▸ Requirement
Report all lines holding "janienineeleven".

(Data items)
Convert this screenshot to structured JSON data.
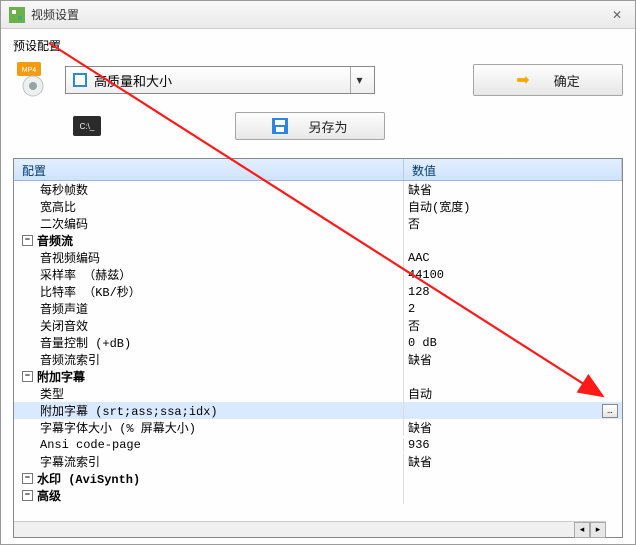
{
  "window": {
    "title": "视频设置"
  },
  "preset": {
    "label": "预设配置",
    "dropdown_value": "高质量和大小"
  },
  "buttons": {
    "ok": "确定",
    "save_as": "另存为"
  },
  "grid": {
    "header_name": "配置",
    "header_value": "数值",
    "rows": [
      {
        "type": "item",
        "name": "每秒帧数",
        "value": "缺省"
      },
      {
        "type": "item",
        "name": "宽高比",
        "value": "自动(宽度)"
      },
      {
        "type": "item",
        "name": "二次编码",
        "value": "否"
      },
      {
        "type": "group",
        "name": "音频流",
        "value": ""
      },
      {
        "type": "item",
        "name": "音视频编码",
        "value": "AAC"
      },
      {
        "type": "item",
        "name": "采样率 （赫兹）",
        "value": "44100"
      },
      {
        "type": "item",
        "name": "比特率 （KB/秒）",
        "value": "128"
      },
      {
        "type": "item",
        "name": "音频声道",
        "value": "2"
      },
      {
        "type": "item",
        "name": "关闭音效",
        "value": "否"
      },
      {
        "type": "item",
        "name": "音量控制 (+dB)",
        "value": "0 dB"
      },
      {
        "type": "item",
        "name": "音频流索引",
        "value": "缺省"
      },
      {
        "type": "group",
        "name": "附加字幕",
        "value": ""
      },
      {
        "type": "item",
        "name": "类型",
        "value": "自动"
      },
      {
        "type": "item",
        "name": "附加字幕 (srt;ass;ssa;idx)",
        "value": "",
        "selected": true
      },
      {
        "type": "item",
        "name": "字幕字体大小 (% 屏幕大小)",
        "value": "缺省"
      },
      {
        "type": "item",
        "name": "Ansi code-page",
        "value": "936"
      },
      {
        "type": "item",
        "name": "字幕流索引",
        "value": "缺省"
      },
      {
        "type": "group",
        "name": "水印 (AviSynth)",
        "value": ""
      },
      {
        "type": "group",
        "name": "高级",
        "value": ""
      }
    ]
  }
}
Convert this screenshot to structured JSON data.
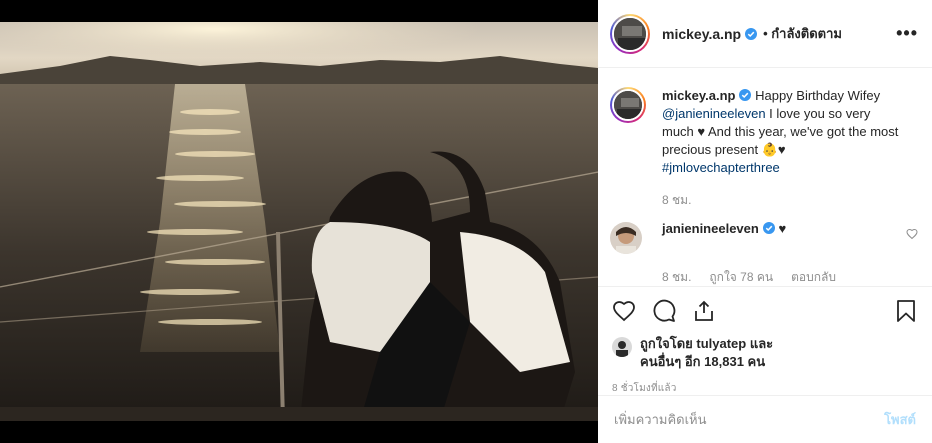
{
  "post": {
    "author": "mickey.a.np",
    "follow_label": "• กำลังติดตาม",
    "more_label": "•••",
    "photo_alt": "photo"
  },
  "caption": {
    "username": "mickey.a.np",
    "text_1": "Happy Birthday Wifey",
    "mention": "@janienineeleven",
    "text_2": " I love you so very much ♥ And this year, we've got the most precious present 👶♥",
    "hashtag": "#jmlovechapterthree",
    "time": "8 ชม."
  },
  "reply": {
    "username": "janienineeleven",
    "text": "♥",
    "time": "8 ชม.",
    "likes": "ถูกใจ 78 คน",
    "reply_label": "ตอบกลับ"
  },
  "likes": {
    "prefix": "ถูกใจโดย ",
    "liker": "tulyatep",
    "suffix": " และ",
    "others": "คนอื่นๆ อีก 18,831 คน"
  },
  "timestamp": "8 ชั่วโมงที่แล้ว",
  "comment_box": {
    "placeholder": "เพิ่มความคิดเห็น",
    "post_label": "โพสต์"
  },
  "colors": {
    "verified": "#3897f0",
    "link": "#00376b",
    "muted": "#8e8e8e",
    "post_disabled": "#b2dffc"
  },
  "icons": [
    "verified-icon",
    "heart-icon",
    "comment-icon",
    "share-icon",
    "bookmark-icon",
    "small-heart-icon"
  ]
}
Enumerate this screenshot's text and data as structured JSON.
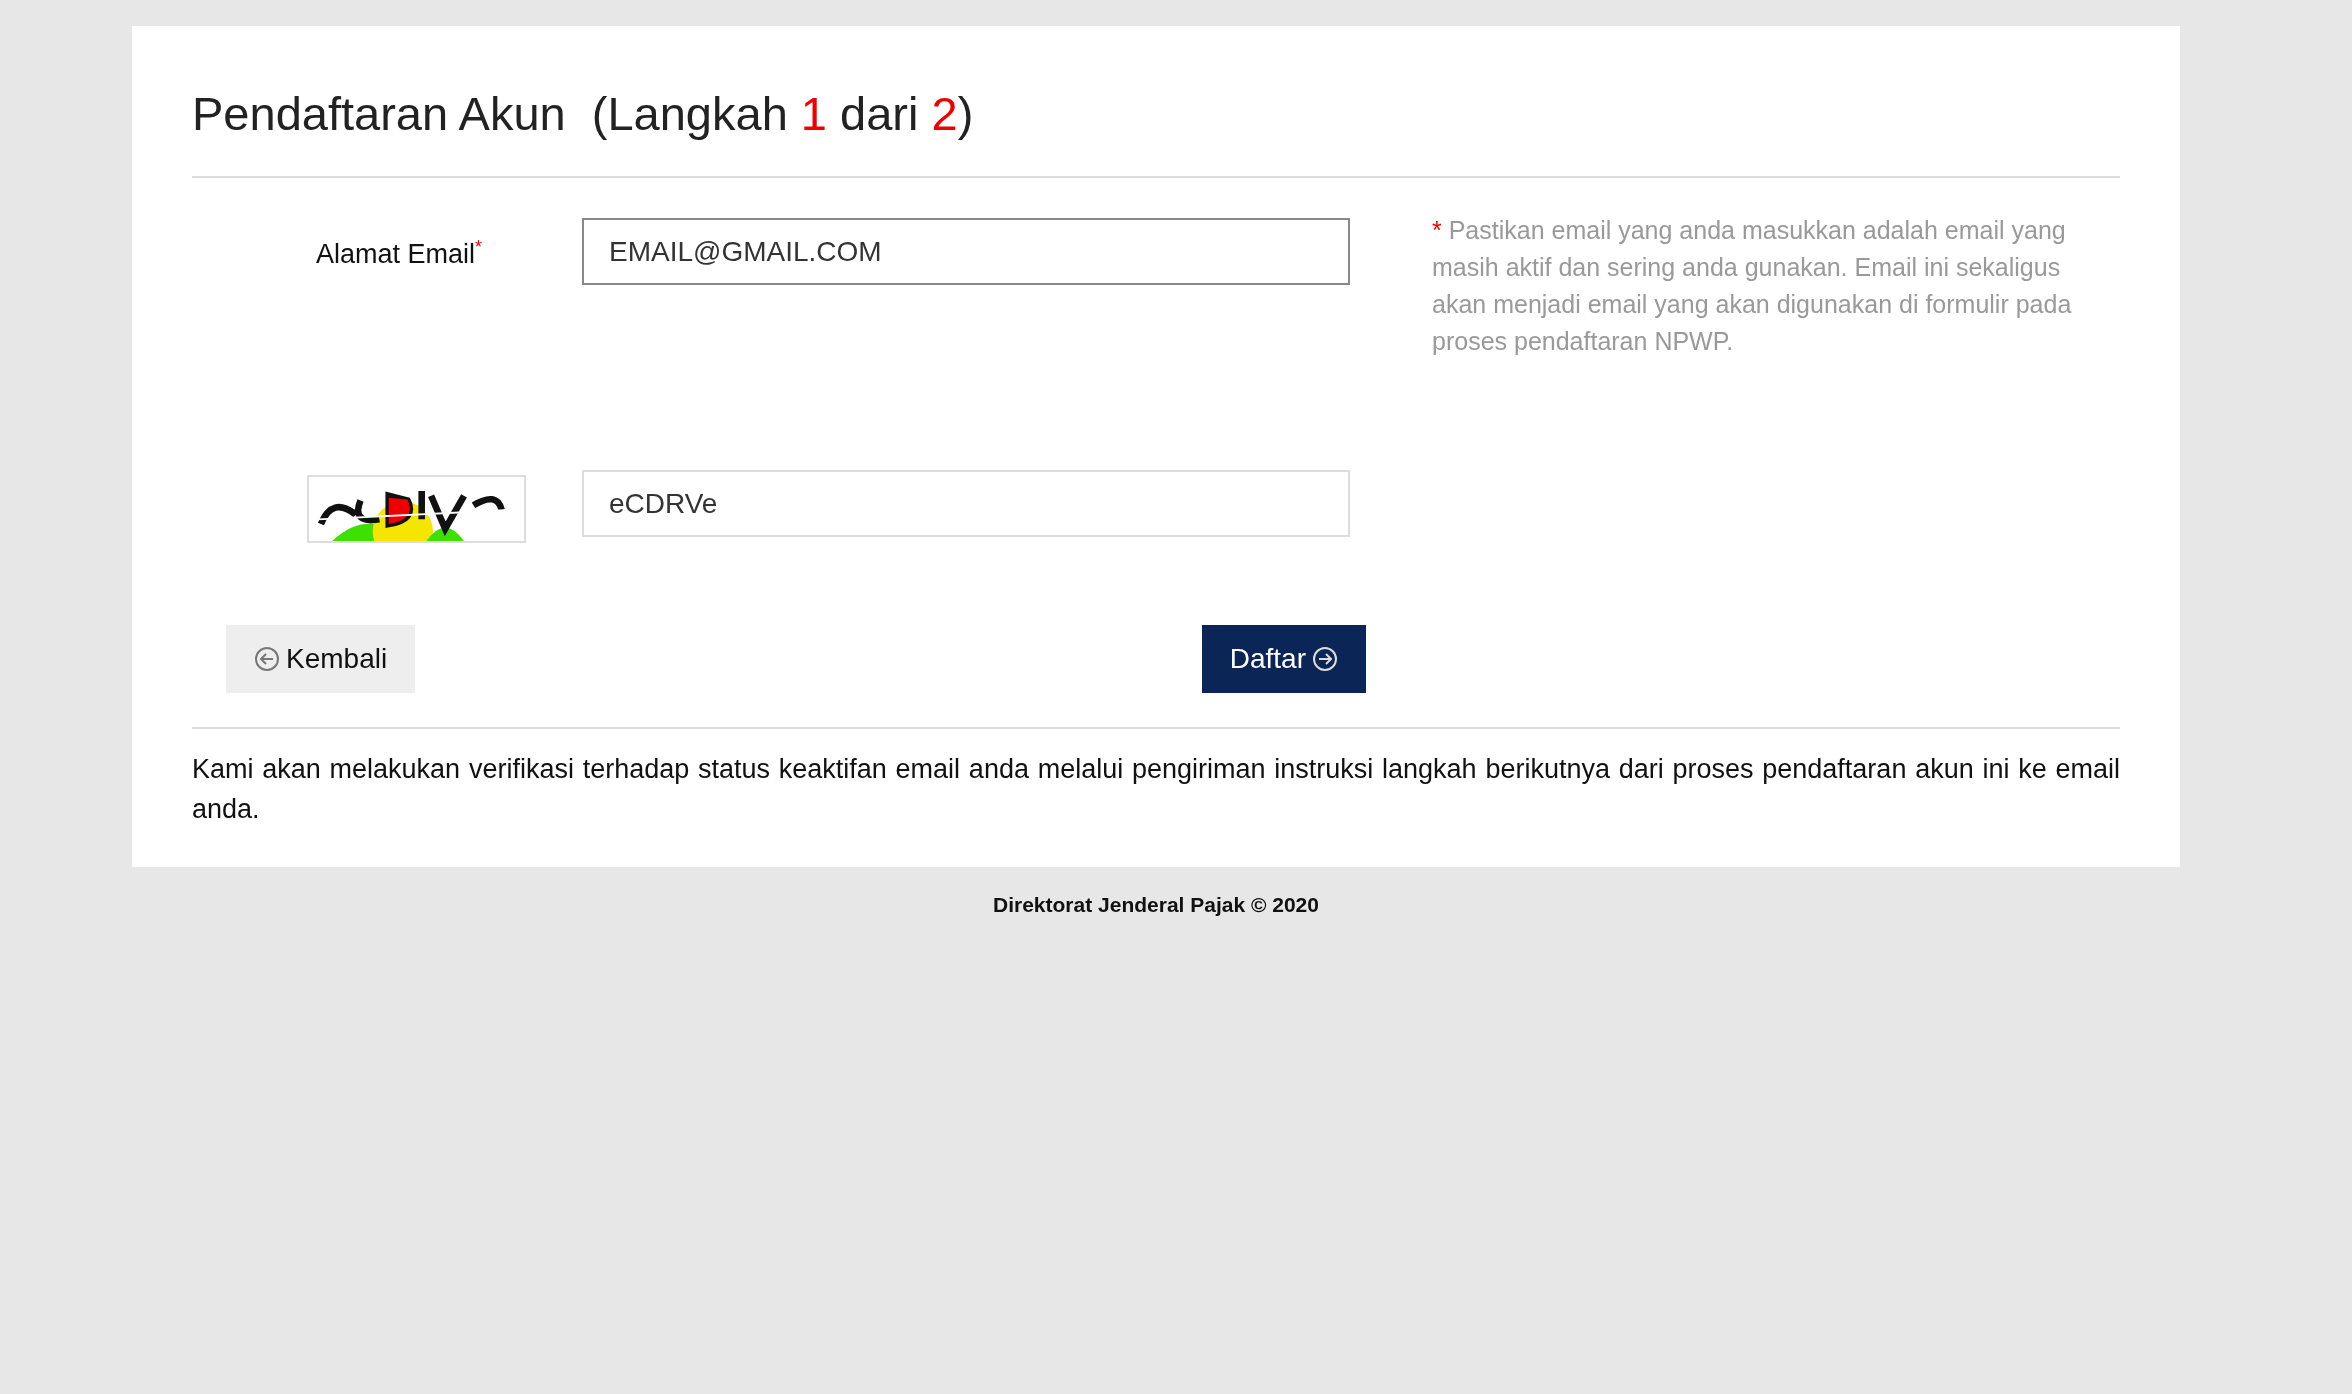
{
  "title": {
    "parts": [
      {
        "kind": "plain",
        "text": "Pendaftaran Akun  (Langkah "
      },
      {
        "kind": "highlight",
        "text": "1"
      },
      {
        "kind": "plain",
        "text": " dari "
      },
      {
        "kind": "highlight",
        "text": "2"
      },
      {
        "kind": "plain",
        "text": ")"
      }
    ]
  },
  "email": {
    "label": "Alamat Email",
    "required_mark": "*",
    "value": "EMAIL@GMAIL.COM"
  },
  "help": {
    "mark": "*",
    "text": "Pastikan email yang anda masukkan adalah email yang masih aktif dan sering anda gunakan. Email ini sekaligus akan menjadi email yang akan digunakan di formulir pada proses pendaftaran NPWP."
  },
  "captcha": {
    "value": "eCDRVe"
  },
  "buttons": [
    {
      "kind": "back",
      "label": "Kembali"
    },
    {
      "kind": "submit",
      "label": "Daftar"
    }
  ],
  "note": "Kami akan melakukan verifikasi terhadap status keaktifan email anda melalui pengiriman instruksi langkah berikutnya dari proses pendaftaran akun ini ke email anda.",
  "footer": "Direktorat Jenderal Pajak © 2020"
}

▸ Correct output
    "mention": "@janienineeleven",
    "username": "janienineeleven",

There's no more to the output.